PROVIDED RECORDS below:
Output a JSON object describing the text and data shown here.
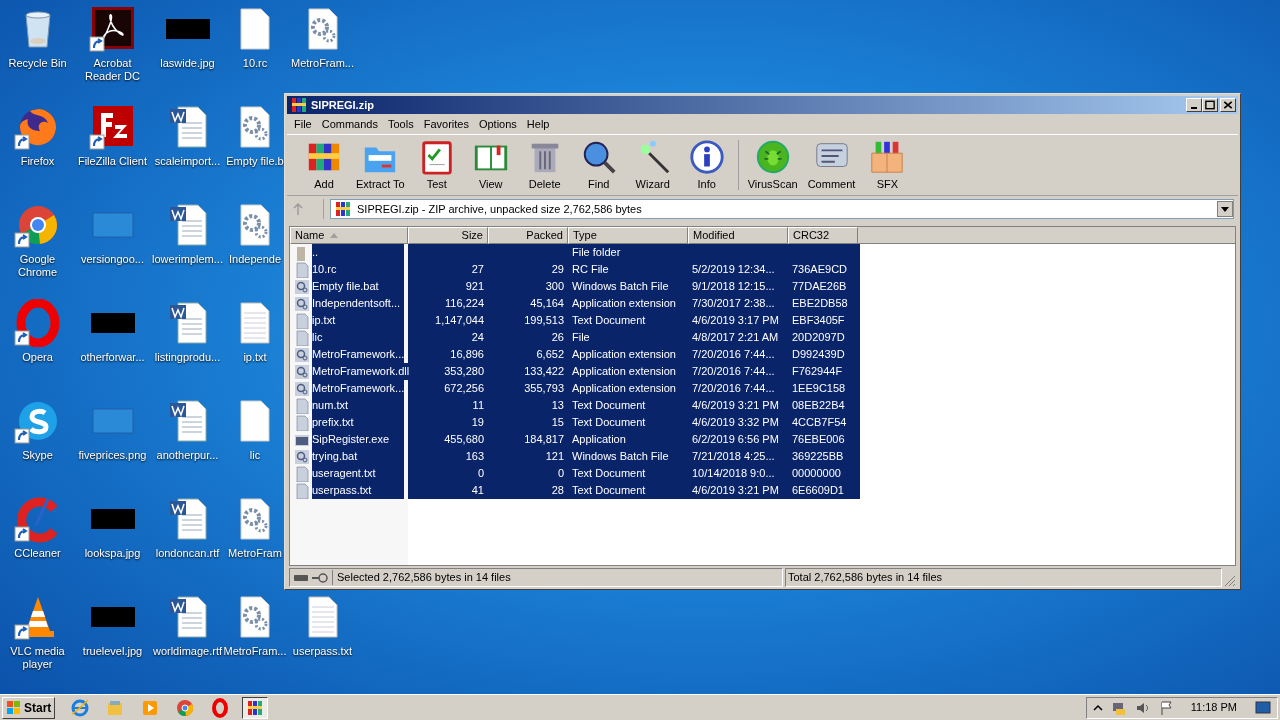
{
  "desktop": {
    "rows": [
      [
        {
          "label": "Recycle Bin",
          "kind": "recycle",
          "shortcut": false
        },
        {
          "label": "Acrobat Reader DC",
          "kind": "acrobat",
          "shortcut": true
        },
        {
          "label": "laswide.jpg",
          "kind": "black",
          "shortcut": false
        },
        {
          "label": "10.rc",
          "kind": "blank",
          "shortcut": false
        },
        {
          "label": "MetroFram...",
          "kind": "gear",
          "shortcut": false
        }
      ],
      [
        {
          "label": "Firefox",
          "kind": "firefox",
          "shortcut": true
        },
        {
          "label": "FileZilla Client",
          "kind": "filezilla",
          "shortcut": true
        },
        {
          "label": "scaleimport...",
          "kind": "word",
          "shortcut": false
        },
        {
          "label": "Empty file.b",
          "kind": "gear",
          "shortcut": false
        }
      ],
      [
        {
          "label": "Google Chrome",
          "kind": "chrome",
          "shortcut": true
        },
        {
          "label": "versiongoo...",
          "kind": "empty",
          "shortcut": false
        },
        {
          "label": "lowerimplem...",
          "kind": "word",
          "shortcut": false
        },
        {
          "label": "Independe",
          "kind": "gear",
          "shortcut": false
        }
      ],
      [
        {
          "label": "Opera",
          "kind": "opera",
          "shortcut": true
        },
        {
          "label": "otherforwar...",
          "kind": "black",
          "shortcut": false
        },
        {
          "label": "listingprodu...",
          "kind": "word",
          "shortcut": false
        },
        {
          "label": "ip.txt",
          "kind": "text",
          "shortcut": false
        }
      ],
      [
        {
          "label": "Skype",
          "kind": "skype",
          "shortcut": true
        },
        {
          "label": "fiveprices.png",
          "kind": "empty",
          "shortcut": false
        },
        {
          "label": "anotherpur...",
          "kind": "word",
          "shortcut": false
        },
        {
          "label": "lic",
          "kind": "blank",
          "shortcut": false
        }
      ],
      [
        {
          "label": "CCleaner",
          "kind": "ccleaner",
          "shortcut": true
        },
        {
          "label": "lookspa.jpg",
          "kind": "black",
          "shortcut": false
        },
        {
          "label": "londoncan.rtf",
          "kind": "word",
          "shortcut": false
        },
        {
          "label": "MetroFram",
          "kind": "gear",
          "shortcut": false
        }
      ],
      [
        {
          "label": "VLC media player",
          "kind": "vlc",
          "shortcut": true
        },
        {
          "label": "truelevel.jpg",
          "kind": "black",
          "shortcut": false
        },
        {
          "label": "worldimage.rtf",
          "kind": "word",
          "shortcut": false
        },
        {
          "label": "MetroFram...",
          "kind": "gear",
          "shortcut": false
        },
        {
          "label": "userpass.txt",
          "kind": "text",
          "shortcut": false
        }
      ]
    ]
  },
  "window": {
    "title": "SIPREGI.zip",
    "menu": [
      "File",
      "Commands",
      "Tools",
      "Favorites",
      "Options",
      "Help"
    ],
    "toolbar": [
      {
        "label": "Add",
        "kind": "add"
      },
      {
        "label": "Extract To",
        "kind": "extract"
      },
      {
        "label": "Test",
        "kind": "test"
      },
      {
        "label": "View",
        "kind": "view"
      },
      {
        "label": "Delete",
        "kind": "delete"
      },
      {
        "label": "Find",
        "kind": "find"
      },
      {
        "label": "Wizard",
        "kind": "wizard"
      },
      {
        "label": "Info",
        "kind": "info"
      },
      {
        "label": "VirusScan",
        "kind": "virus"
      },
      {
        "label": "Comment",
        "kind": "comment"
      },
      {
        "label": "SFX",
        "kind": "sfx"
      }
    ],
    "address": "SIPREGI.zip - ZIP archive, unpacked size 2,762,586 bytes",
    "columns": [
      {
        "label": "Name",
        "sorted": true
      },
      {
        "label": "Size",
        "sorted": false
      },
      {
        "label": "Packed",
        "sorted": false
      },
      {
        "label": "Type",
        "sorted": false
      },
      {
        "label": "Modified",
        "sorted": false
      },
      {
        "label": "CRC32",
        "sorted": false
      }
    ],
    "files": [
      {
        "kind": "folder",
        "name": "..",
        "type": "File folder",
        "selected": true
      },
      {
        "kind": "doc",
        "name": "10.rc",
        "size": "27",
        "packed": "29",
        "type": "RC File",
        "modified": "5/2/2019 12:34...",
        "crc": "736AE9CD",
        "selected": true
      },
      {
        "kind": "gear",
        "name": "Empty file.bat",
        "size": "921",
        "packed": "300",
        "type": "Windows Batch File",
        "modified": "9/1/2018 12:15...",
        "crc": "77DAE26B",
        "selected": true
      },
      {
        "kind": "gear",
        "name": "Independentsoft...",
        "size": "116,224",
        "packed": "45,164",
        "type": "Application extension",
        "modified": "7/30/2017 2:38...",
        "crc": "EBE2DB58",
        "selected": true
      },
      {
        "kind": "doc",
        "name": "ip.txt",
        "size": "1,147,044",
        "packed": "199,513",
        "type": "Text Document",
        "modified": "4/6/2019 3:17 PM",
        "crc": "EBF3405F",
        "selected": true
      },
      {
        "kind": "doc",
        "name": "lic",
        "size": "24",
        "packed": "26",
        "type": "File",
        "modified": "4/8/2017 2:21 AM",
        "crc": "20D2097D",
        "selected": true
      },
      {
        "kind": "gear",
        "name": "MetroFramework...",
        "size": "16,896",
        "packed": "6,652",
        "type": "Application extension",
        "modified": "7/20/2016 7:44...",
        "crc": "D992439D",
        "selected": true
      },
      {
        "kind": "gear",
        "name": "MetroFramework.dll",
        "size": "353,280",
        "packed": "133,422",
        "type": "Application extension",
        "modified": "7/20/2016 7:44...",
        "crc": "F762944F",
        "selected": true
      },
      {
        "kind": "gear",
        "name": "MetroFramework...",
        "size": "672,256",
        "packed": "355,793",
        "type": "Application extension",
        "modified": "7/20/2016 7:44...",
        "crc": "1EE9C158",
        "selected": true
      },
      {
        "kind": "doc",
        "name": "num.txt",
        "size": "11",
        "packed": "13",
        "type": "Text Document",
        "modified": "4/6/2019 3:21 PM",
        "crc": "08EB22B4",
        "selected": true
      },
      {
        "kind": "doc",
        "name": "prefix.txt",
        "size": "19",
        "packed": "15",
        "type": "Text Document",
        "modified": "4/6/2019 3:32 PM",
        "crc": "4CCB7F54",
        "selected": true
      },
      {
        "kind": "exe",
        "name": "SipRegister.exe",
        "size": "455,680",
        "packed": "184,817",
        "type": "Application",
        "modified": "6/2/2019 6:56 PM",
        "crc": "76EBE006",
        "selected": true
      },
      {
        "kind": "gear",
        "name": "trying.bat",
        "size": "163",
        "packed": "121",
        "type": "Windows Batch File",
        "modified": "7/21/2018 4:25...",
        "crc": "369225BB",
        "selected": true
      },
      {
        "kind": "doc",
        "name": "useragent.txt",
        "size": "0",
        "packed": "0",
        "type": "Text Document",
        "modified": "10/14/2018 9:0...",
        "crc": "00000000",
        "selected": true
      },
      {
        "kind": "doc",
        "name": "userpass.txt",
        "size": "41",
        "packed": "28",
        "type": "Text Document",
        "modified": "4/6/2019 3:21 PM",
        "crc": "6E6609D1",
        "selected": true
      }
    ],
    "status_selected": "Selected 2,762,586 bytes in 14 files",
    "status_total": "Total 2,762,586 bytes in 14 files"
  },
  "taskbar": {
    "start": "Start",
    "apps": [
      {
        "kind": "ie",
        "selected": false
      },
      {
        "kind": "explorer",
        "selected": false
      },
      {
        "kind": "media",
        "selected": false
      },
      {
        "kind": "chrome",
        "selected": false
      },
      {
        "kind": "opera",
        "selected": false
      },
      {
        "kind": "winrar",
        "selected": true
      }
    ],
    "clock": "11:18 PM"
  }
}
End of PROVIDED RECORDS.
WORK REQUEST
Scan the records above and report every line with the string "bytes".

THE COMPLETED TASK
    "address": "SIPREGI.zip - ZIP archive, unpacked size 2,762,586 bytes",
    "status_selected": "Selected 2,762,586 bytes in 14 files",
    "status_total": "Total 2,762,586 bytes in 14 files"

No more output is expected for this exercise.